- [Listing]:

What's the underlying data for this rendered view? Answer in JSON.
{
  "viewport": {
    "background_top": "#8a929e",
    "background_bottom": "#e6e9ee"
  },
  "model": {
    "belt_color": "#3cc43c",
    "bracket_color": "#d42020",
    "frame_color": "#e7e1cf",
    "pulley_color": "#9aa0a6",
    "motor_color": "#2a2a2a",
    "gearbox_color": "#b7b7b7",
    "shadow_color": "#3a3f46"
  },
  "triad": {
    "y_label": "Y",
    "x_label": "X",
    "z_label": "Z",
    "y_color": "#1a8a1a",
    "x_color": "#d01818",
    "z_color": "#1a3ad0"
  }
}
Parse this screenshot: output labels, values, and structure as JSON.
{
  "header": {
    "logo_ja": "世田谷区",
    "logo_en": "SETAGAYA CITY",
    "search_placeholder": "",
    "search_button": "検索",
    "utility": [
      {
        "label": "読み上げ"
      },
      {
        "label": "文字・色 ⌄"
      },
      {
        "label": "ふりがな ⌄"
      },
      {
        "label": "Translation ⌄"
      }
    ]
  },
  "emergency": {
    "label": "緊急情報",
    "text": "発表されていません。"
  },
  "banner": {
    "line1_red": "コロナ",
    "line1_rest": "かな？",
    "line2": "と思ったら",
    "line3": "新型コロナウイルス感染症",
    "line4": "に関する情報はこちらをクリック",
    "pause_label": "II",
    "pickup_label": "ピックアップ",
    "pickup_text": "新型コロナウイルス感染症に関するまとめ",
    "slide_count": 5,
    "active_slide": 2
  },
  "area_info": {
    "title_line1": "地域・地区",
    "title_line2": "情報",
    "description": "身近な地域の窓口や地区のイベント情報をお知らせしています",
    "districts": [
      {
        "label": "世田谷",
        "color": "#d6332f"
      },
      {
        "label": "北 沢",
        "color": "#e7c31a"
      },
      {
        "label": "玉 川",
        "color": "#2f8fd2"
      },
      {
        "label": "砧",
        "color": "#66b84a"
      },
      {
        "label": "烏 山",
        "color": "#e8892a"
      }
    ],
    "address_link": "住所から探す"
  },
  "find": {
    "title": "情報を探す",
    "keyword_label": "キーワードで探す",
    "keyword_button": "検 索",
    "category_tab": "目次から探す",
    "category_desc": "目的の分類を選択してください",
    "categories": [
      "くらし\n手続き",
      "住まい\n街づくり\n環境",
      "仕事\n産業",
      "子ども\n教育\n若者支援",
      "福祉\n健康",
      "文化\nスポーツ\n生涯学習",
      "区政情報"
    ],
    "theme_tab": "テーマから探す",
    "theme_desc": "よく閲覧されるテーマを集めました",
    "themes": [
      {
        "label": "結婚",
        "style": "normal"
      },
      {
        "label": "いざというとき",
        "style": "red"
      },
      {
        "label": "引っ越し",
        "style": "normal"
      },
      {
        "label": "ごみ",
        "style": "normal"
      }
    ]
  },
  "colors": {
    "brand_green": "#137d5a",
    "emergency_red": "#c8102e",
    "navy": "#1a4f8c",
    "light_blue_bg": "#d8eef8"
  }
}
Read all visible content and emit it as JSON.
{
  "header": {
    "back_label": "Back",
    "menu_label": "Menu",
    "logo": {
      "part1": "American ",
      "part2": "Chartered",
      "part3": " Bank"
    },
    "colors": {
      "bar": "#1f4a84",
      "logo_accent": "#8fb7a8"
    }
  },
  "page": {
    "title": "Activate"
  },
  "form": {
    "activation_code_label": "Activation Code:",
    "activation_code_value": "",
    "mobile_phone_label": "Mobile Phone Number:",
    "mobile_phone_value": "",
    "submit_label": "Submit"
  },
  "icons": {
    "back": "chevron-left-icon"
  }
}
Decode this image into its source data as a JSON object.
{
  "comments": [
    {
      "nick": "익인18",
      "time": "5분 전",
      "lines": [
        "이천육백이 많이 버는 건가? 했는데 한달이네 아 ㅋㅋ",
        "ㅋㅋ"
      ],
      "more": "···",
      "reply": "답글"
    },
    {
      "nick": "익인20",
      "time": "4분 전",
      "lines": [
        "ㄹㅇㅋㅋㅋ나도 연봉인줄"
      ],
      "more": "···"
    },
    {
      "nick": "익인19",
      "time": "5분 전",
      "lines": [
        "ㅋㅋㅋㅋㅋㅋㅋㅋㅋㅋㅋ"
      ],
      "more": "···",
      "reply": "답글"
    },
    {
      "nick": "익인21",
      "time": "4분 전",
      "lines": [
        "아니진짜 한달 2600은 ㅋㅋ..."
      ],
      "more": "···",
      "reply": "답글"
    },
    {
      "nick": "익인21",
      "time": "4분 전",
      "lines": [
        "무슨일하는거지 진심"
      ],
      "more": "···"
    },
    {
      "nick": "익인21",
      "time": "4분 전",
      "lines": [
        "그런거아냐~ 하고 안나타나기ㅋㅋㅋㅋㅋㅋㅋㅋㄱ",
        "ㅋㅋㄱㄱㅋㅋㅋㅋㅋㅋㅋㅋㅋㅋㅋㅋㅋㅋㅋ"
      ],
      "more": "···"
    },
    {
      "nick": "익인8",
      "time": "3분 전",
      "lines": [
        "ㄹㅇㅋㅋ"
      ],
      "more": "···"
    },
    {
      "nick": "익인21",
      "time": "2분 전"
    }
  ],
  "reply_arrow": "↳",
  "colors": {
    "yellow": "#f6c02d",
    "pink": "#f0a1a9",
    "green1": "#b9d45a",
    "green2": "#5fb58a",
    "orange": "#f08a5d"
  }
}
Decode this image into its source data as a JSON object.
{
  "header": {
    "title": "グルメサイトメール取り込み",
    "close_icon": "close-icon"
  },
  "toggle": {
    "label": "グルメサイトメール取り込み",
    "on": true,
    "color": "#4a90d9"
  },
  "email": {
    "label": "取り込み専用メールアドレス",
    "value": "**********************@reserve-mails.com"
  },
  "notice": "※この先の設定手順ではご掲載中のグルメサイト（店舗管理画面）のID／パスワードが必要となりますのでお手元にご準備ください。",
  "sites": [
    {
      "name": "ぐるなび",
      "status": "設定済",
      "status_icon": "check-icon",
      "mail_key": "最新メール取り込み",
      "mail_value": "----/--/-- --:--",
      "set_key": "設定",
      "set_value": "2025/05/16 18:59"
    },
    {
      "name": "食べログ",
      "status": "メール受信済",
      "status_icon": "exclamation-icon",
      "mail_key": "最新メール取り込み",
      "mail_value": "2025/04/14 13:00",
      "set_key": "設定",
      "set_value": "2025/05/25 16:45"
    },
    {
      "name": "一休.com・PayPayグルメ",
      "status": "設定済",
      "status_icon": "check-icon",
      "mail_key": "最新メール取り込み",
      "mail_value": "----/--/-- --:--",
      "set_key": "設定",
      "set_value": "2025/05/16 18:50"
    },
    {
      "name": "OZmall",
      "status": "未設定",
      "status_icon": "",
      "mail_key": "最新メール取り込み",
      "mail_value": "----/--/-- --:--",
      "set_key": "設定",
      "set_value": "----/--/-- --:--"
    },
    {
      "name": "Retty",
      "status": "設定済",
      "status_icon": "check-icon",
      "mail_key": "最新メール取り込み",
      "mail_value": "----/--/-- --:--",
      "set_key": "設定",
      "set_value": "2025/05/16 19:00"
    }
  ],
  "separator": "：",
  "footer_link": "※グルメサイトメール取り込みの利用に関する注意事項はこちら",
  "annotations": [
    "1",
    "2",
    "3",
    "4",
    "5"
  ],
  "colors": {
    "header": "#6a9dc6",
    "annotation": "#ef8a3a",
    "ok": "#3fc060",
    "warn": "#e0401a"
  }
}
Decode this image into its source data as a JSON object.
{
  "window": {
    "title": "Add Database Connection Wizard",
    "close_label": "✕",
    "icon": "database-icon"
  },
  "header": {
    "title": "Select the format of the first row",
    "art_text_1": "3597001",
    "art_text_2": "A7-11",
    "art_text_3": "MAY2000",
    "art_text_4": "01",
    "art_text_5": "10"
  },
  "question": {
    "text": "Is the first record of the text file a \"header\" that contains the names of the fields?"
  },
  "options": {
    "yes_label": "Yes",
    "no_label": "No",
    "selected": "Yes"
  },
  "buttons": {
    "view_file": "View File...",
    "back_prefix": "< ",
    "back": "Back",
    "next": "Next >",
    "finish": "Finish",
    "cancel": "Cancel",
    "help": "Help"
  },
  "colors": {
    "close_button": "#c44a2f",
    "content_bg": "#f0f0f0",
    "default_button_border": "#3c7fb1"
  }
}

- [Stated problem]: Pull out all lines from the listing that contain the string "first".

- [Solution]:
    "title": "Select the format of the first row",
    "text": "Is the first record of the text file a \"header\" that contains the names of the fields?"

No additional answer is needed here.